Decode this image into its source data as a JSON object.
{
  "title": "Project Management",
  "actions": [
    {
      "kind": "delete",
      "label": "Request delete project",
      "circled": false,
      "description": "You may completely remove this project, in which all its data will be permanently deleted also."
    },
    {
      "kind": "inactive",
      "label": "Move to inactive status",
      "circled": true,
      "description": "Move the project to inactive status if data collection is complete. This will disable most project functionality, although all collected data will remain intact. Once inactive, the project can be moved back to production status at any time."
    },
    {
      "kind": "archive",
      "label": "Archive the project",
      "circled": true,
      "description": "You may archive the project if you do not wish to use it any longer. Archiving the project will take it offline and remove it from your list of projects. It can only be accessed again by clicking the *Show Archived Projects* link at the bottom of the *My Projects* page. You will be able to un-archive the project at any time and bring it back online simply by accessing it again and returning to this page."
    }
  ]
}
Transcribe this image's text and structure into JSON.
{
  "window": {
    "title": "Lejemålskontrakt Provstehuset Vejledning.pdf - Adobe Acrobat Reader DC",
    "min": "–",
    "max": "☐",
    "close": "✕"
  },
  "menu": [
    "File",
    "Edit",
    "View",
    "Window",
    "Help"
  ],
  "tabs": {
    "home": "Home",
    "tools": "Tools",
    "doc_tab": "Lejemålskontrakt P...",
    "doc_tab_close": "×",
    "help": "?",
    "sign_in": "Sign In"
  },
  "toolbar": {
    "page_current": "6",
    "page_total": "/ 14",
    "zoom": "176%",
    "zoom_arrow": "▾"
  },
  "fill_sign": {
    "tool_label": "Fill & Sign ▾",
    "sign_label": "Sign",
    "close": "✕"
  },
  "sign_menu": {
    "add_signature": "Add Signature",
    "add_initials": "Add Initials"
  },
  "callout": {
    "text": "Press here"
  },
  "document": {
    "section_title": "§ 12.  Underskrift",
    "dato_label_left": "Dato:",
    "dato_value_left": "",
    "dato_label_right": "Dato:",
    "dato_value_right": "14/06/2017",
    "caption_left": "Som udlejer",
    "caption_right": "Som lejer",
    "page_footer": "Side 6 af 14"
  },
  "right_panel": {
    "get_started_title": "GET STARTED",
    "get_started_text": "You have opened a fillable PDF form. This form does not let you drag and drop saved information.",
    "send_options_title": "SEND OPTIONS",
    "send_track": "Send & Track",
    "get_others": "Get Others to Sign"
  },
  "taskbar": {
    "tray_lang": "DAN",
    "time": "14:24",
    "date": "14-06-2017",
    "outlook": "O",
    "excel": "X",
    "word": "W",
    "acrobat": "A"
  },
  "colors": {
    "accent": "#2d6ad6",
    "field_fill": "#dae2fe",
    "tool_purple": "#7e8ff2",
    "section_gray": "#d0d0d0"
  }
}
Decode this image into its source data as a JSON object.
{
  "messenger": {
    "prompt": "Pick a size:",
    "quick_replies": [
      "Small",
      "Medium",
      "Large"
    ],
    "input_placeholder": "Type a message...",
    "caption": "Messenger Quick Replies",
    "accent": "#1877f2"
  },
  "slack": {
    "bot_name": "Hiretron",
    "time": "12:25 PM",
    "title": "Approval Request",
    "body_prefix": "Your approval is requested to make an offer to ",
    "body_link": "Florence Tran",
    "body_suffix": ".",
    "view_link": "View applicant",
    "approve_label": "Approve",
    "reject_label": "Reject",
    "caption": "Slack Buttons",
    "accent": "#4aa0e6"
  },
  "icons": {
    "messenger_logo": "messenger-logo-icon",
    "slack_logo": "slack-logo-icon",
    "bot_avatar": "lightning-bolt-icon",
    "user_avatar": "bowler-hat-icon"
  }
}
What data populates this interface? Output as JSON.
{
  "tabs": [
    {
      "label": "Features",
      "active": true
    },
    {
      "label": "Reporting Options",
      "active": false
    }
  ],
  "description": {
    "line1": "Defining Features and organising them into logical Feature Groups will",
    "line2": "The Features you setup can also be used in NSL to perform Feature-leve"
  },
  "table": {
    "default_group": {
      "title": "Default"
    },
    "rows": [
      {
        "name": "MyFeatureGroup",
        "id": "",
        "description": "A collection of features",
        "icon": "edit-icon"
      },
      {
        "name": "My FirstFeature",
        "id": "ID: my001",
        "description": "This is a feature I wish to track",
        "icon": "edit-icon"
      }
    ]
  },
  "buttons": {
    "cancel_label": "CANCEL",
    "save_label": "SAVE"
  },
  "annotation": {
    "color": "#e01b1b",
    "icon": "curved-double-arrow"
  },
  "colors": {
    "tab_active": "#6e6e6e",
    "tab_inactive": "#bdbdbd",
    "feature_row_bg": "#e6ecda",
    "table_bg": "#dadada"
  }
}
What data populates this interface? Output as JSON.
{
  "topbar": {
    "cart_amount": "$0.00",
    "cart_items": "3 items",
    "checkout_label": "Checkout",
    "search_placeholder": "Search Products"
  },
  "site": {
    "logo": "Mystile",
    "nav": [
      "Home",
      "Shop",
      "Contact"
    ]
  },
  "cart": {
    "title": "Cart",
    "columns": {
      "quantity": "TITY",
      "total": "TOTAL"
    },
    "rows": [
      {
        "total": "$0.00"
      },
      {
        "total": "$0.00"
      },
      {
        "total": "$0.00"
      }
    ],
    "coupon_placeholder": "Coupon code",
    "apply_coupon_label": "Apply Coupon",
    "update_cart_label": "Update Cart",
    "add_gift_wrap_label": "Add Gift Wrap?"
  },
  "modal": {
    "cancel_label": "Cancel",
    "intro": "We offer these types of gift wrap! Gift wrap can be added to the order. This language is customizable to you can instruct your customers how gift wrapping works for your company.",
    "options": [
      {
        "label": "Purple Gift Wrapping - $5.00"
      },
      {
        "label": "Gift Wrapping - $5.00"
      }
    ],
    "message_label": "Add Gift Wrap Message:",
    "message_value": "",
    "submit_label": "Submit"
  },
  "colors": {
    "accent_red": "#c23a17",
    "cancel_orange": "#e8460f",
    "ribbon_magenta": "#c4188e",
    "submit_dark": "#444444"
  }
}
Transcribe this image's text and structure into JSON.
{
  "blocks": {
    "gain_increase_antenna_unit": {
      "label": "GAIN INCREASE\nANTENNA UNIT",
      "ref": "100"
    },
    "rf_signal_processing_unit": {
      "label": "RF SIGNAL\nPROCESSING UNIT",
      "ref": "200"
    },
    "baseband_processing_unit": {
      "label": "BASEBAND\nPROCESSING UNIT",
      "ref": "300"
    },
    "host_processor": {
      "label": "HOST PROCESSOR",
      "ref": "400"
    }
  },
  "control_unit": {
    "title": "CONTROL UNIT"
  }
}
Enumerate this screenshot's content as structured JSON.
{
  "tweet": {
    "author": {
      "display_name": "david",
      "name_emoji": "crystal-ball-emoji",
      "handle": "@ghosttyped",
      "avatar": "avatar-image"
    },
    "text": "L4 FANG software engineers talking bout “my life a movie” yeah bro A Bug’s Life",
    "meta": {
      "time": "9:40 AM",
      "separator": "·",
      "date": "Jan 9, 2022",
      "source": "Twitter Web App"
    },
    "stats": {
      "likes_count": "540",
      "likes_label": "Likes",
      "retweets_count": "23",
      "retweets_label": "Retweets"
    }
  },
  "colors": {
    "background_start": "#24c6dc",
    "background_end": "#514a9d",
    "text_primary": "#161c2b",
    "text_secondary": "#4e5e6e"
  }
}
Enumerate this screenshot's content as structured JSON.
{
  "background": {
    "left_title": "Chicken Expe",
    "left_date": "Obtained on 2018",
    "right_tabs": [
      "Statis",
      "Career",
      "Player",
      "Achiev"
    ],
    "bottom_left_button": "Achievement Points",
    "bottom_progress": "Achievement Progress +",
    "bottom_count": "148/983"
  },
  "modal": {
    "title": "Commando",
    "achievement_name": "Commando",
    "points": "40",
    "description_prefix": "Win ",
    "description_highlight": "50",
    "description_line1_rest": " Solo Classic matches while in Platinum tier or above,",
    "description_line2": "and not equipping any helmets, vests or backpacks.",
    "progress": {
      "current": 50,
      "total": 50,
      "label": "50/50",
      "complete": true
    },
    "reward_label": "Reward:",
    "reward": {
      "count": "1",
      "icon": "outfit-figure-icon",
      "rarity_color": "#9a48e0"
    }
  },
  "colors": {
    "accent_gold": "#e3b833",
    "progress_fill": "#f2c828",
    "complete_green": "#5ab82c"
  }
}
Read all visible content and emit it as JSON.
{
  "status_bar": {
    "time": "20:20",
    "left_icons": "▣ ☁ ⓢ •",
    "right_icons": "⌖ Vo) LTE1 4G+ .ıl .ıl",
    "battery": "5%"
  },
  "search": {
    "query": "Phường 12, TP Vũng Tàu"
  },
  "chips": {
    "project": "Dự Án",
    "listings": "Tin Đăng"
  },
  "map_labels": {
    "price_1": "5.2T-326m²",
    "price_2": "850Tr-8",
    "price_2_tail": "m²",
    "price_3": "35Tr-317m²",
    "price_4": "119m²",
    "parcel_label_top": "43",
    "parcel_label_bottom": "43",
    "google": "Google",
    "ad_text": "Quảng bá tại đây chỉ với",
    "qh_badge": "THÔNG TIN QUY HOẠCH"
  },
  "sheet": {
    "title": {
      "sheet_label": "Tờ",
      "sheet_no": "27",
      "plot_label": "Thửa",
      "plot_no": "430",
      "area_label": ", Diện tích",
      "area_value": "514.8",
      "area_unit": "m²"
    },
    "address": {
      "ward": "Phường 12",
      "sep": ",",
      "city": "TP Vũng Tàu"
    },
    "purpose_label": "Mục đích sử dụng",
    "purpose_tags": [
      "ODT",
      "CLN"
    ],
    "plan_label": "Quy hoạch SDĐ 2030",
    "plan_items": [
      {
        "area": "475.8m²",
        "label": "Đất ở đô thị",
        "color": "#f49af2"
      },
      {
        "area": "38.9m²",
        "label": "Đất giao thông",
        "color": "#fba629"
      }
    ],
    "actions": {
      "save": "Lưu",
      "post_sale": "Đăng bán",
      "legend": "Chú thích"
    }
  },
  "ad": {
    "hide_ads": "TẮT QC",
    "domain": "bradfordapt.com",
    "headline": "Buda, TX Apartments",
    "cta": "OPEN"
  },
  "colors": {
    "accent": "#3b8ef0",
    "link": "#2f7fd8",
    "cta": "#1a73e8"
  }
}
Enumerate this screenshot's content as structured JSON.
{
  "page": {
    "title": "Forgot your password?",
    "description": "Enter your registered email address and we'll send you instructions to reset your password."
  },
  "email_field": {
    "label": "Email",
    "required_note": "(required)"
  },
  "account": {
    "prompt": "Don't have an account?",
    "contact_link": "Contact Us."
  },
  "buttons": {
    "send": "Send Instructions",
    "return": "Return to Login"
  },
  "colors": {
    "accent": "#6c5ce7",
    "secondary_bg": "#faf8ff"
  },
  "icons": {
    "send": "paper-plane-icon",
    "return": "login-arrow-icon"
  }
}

════════════════════

#### TASK DETAILS
Return only those lines of the records that contain the string "Phường".

#### ANSWER
    "query": "Phường 12, TP Vũng Tàu"
      "ward": "Phường 12",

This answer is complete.